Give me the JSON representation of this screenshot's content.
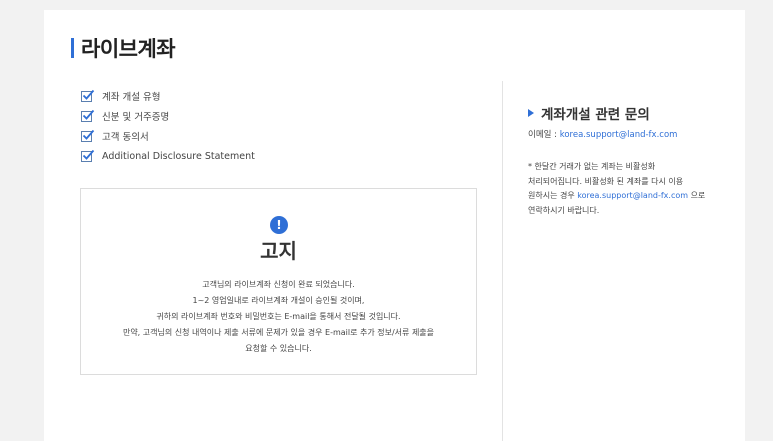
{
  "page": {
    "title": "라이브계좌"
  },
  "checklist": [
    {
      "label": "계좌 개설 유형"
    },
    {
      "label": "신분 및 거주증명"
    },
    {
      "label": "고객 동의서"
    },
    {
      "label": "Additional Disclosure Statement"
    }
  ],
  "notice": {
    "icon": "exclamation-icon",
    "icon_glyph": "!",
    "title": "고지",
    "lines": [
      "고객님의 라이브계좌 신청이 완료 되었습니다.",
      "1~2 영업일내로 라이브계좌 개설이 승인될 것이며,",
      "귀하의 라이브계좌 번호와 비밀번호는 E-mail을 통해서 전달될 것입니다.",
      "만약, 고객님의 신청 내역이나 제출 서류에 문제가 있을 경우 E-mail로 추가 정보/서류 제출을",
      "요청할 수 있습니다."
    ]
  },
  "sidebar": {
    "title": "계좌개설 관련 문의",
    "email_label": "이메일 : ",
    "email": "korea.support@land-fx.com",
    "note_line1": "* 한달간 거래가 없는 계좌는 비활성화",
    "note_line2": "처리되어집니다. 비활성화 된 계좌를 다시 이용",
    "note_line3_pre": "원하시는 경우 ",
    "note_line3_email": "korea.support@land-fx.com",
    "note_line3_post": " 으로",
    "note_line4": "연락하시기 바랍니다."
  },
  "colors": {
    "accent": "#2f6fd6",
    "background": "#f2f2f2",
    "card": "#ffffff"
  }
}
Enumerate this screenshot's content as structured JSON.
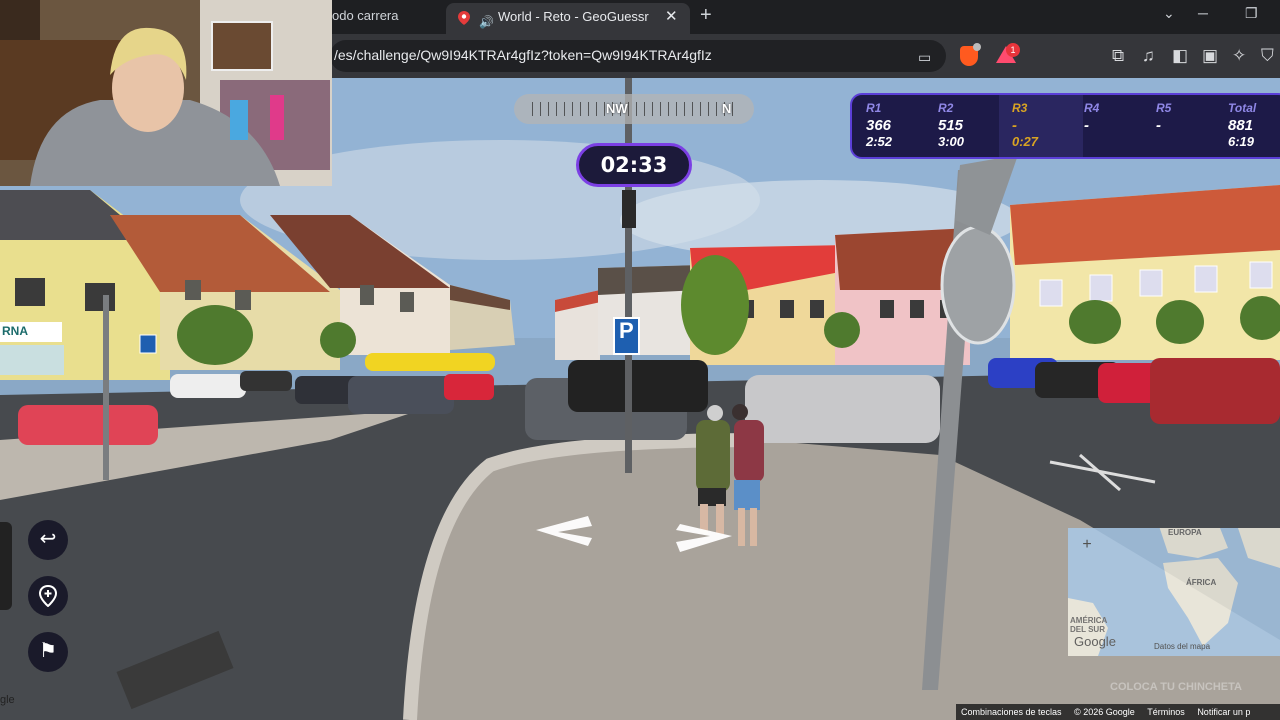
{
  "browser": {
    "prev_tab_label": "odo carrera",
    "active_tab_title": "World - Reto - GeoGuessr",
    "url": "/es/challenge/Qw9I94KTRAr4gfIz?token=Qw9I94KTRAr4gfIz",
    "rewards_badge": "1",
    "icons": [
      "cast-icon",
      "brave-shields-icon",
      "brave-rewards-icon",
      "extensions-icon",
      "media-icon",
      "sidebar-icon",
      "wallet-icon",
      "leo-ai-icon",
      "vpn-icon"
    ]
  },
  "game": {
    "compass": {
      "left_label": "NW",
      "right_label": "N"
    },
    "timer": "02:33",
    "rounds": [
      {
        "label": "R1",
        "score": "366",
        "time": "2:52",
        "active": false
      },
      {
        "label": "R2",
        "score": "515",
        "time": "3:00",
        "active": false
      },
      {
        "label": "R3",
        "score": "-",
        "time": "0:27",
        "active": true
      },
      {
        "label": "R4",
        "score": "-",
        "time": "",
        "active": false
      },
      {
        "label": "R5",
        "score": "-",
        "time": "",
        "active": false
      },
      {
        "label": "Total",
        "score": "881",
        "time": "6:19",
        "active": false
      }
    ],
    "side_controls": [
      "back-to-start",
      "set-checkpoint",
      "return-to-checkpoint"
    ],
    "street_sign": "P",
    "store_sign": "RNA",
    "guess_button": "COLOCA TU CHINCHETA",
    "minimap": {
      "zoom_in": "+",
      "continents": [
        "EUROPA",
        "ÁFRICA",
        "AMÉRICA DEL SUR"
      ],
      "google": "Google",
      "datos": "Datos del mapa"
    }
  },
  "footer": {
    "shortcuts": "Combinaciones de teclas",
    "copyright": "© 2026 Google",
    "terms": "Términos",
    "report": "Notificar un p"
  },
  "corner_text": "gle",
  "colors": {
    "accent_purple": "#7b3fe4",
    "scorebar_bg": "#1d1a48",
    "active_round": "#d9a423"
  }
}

= = = = = = =

▶ _Task requirements_: Go through the entries above and output them exactly, without pictures.

▶ _Exercise solution_:
Give me the JSON representation of this screenshot's content.
{
  "page": {
    "title": "라이브계좌"
  },
  "checklist": [
    {
      "label": "계좌 개설 유형"
    },
    {
      "label": "신분 및 거주증명"
    },
    {
      "label": "고객 동의서"
    },
    {
      "label": "Additional Disclosure Statement"
    }
  ],
  "notice": {
    "icon": "exclamation-icon",
    "icon_glyph": "!",
    "title": "고지",
    "lines": [
      "고객님의 라이브계좌 신청이 완료 되었습니다.",
      "1~2 영업일내로 라이브계좌 개설이 승인될 것이며,",
      "귀하의 라이브계좌 번호와 비밀번호는 E-mail을 통해서 전달될 것입니다.",
      "만약, 고객님의 신청 내역이나 제출 서류에 문제가 있을 경우 E-mail로 추가 정보/서류 제출을",
      "요청할 수 있습니다."
    ]
  },
  "sidebar": {
    "title": "계좌개설 관련 문의",
    "email_label": "이메일 : ",
    "email": "korea.support@land-fx.com",
    "note_line1": "* 한달간 거래가 없는 계좌는 비활성화",
    "note_line2": "처리되어집니다. 비활성화 된 계좌를 다시 이용",
    "note_line3_pre": "원하시는 경우 ",
    "note_line3_email": "korea.support@land-fx.com",
    "note_line3_post": " 으로",
    "note_line4": "연락하시기 바랍니다."
  },
  "colors": {
    "accent": "#2f6fd6",
    "background": "#f2f2f2",
    "card": "#ffffff"
  }
}
Enumerate this screenshot's content as structured JSON.
{
  "browser": {
    "prev_tab_label": "odo carrera",
    "active_tab_title": "World - Reto - GeoGuessr",
    "url": "/es/challenge/Qw9I94KTRAr4gfIz?token=Qw9I94KTRAr4gfIz",
    "rewards_badge": "1",
    "icons": [
      "cast-icon",
      "brave-shields-icon",
      "brave-rewards-icon",
      "extensions-icon",
      "media-icon",
      "sidebar-icon",
      "wallet-icon",
      "leo-ai-icon",
      "vpn-icon"
    ]
  },
  "game": {
    "compass": {
      "left_label": "NW",
      "right_label": "N"
    },
    "timer": "02:33",
    "rounds": [
      {
        "label": "R1",
        "score": "366",
        "time": "2:52",
        "active": false
      },
      {
        "label": "R2",
        "score": "515",
        "time": "3:00",
        "active": false
      },
      {
        "label": "R3",
        "score": "-",
        "time": "0:27",
        "active": true
      },
      {
        "label": "R4",
        "score": "-",
        "time": "",
        "active": false
      },
      {
        "label": "R5",
        "score": "-",
        "time": "",
        "active": false
      },
      {
        "label": "Total",
        "score": "881",
        "time": "6:19",
        "active": false
      }
    ],
    "side_controls": [
      "back-to-start",
      "set-checkpoint",
      "return-to-checkpoint"
    ],
    "street_sign": "P",
    "store_sign": "RNA",
    "guess_button": "COLOCA TU CHINCHETA",
    "minimap": {
      "zoom_in": "+",
      "continents": [
        "EUROPA",
        "ÁFRICA",
        "AMÉRICA DEL SUR"
      ],
      "google": "Google",
      "datos": "Datos del mapa"
    }
  },
  "footer": {
    "shortcuts": "Combinaciones de teclas",
    "copyright": "© 2026 Google",
    "terms": "Términos",
    "report": "Notificar un p"
  },
  "corner_text": "gle",
  "colors": {
    "accent_purple": "#7b3fe4",
    "scorebar_bg": "#1d1a48",
    "active_round": "#d9a423"
  }
}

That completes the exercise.